Using the material that follows, identify and copy each line with the string "Unique".
++++ ENTRIES SHOWN
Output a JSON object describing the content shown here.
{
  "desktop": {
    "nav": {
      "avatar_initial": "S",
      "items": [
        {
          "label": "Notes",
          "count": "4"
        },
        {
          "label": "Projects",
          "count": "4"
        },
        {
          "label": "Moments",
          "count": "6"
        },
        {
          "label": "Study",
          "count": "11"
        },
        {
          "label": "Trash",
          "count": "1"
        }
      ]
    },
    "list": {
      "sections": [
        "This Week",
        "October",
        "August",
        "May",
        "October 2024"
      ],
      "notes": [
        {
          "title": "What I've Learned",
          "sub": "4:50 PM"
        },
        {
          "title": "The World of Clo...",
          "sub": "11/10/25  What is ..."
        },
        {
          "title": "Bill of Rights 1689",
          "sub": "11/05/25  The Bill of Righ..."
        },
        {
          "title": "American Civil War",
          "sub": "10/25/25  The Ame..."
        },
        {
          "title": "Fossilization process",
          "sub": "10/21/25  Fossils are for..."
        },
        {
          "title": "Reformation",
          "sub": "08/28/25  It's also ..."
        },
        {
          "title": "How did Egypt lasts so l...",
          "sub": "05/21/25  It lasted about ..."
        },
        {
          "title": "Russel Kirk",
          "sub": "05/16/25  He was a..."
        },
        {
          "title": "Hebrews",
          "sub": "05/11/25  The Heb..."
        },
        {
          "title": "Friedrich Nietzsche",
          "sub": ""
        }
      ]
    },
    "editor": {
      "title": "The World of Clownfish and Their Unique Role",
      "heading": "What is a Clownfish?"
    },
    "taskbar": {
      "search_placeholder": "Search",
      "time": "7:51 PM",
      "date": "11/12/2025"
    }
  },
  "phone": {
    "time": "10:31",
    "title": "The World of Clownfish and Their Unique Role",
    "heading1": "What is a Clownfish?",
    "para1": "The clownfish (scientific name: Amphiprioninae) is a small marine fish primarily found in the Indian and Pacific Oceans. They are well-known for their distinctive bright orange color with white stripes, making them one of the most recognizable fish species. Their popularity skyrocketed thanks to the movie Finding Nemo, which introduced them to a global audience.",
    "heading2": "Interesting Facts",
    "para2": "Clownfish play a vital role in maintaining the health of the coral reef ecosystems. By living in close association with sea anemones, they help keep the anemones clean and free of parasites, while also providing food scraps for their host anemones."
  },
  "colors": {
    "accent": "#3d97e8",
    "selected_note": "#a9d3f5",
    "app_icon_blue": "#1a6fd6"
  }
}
++++++++
## RESPONSE
      "title": "The World of Clownfish and Their Unique Role",
    "title": "The World of Clownfish and Their Unique Role",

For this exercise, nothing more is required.